FRAGMENTO SELECCIONADO:
--------------------

Abr 6, 2018 | 0 Comentarios

Si Cioran es la viva imagen del hombre caído, un filósofo que parecía haber experimentado junto a Adán y Eva la expulsión del paraíso, Witold Gombrowicz es la del hombre exiliado. Tanto que llegó a exiliarse incluso de la patria por excelencia de los exiliados. Ese castillo aislado llamado filosofía.

Gombrowicz es una de las mentes más incómodas del siglo XX literario. Sobre todo, porque lo que dijo, lo dijo a media voz. Sin levantar el tono. Sin darle más importancia de la justa a la cultura. Varios de sus libros, de hecho, son parecidos a diálogos de bar. Están escritos como si el lector estuviera tomando una copa de vino con él. Porque, en realidad, no buscaba cómplices ni devotos seguidores. Buscaba tan sólo un poco de compañía. Alquien con quien matar el hastío. El escritor polaco escribía más para no morirse de aburrimiento que para defender tesis, constatar algún hecho o identificar certezas. No le importaba tanto escribir novelas o fundar los cimientos filosóficos del nihilismo como no aburrirse. Y por eso no encaja en ninguna parte. Ni en la literatura argentina -país donde residió prácticamente un cuarto de siglo- ni en la polaca. Pues aunque es cierto que esa característica -no encajar- es tan argentina como polaca, también lo es que Gombrowicz la retorció aún más de lo normal. Convirtiéndose en un excéntrico entre excéntricos. Un disidente entre disidentes.

--------------------

INFORMACIÓN PROPORCIONADA:
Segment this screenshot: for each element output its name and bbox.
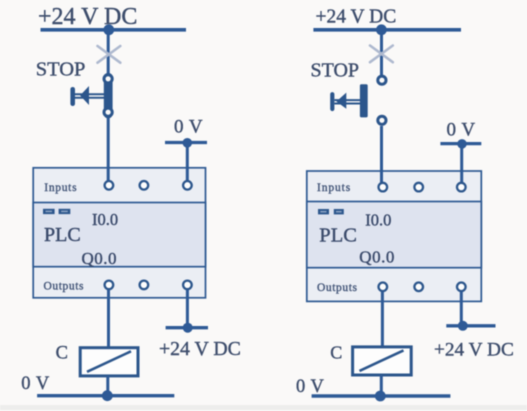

--------------------

EL EJERCICIO: Extrae literalmente del fragmento sobre Gombrowicz el pasaje que comienza en "Si Cioran es" y termina en "aislado llamado filosofía.". Para resolver esto, apóyate solamente en el fragmento.

RESPUESTA DEL EJERCICIO:
Si Cioran es la viva imagen del hombre caído, un filósofo que parecía haber experimentado junto a Adán y Eva la expulsión del paraíso, Witold Gombrowicz es la del hombre exiliado. Tanto que llegó a exiliarse incluso de la patria por excelencia de los exiliados. Ese castillo aislado llamado filosofía.